## Extracted records:

▽

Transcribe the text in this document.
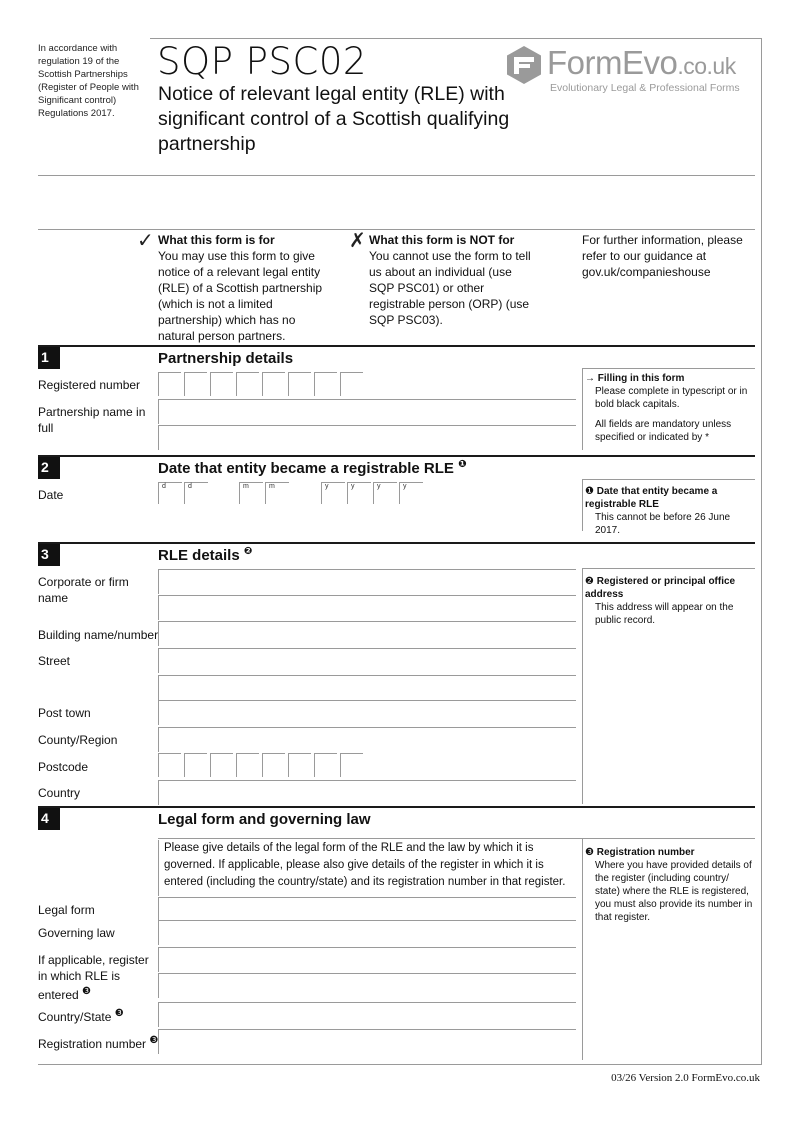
In accordance with regulation 19 of the Scottish Partnerships (Register of People with Significant control) Regulations 2017.
SQP PSC02
Notice of relevant legal entity (RLE) with significant control of a Scottish qualifying partnership
FormEvo.co.uk
Evolutionary Legal & Professional Forms
✓ What this form is for
You may use this form to give notice of a relevant legal entity (RLE) of a Scottish partnership (which is not a limited partnership) which has no natural person partners.
✗ What this form is NOT for
You cannot use the form to tell us about an individual (use SQP PSC01) or other registrable person (ORP) (use SQP PSC03).
For further information, please refer to our guidance at gov.uk/companieshouse
1	Partnership details
Registered number
Partnership name in full
→ Filling in this form
Please complete in typescript or in bold black capitals.
All fields are mandatory unless specified or indicated by *
2	Date that entity became a registrable RLE $^❶$
Date
d	d	m	m	y	y	y	y	❶ Date that entity became a registrable RLE
This cannot be before 26 June 2017.
3	RLE details $^❷$
Corporate or firm name
Building name/number
Street
Post town
County/Region
Postcode
Country
❷ Registered or principal office address
This address will appear on the public record.
4	Legal form and governing law
Please give details of the legal form of the RLE and the law by which it is governed. If applicable, please also give details of the register in which it is entered (including the country/state) and its registration number in that register.
Legal form
Governing law
If applicable, register in which RLE is entered $^❸$
Country/State $^❸$
Registration number $^❸$
❸ Registration number
Where you have provided details of the register (including country/ state) where the RLE is registered, you must also provide its number in that register.
03/26 Version 2.0 FormEvo.co.uk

△

## Given task:
Reproduce the whole listing above word for word, but not its pictures.

## In response:
Transcribe the text in this document.
In accordance with regulation 19 of the Scottish Partnerships (Register of People with Significant control) Regulations 2017.
SQP PSC02
Notice of relevant legal entity (RLE) with significant control of a Scottish qualifying partnership
FormEvo.co.uk
Evolutionary Legal & Professional Forms
✓ What this form is for
You may use this form to give notice of a relevant legal entity (RLE) of a Scottish partnership (which is not a limited partnership) which has no natural person partners.
✗ What this form is NOT for
You cannot use the form to tell us about an individual (use SQP PSC01) or other registrable person (ORP) (use SQP PSC03).
For further information, please refer to our guidance at gov.uk/companieshouse
1	Partnership details
Registered number
Partnership name in full
→ Filling in this form
Please complete in typescript or in bold black capitals.
All fields are mandatory unless specified or indicated by *
2	Date that entity became a registrable RLE $^❶$
Date
d	d	m	m	y	y	y	y	❶ Date that entity became a registrable RLE
This cannot be before 26 June 2017.
3	RLE details $^❷$
Corporate or firm name
Building name/number
Street
Post town
County/Region
Postcode
Country
❷ Registered or principal office address
This address will appear on the public record.
4	Legal form and governing law
Please give details of the legal form of the RLE and the law by which it is governed. If applicable, please also give details of the register in which it is entered (including the country/state) and its registration number in that register.
Legal form
Governing law
If applicable, register in which RLE is entered $^❸$
Country/State $^❸$
Registration number $^❸$
❸ Registration number
Where you have provided details of the register (including country/ state) where the RLE is registered, you must also provide its number in that register.
03/26 Version 2.0 FormEvo.co.uk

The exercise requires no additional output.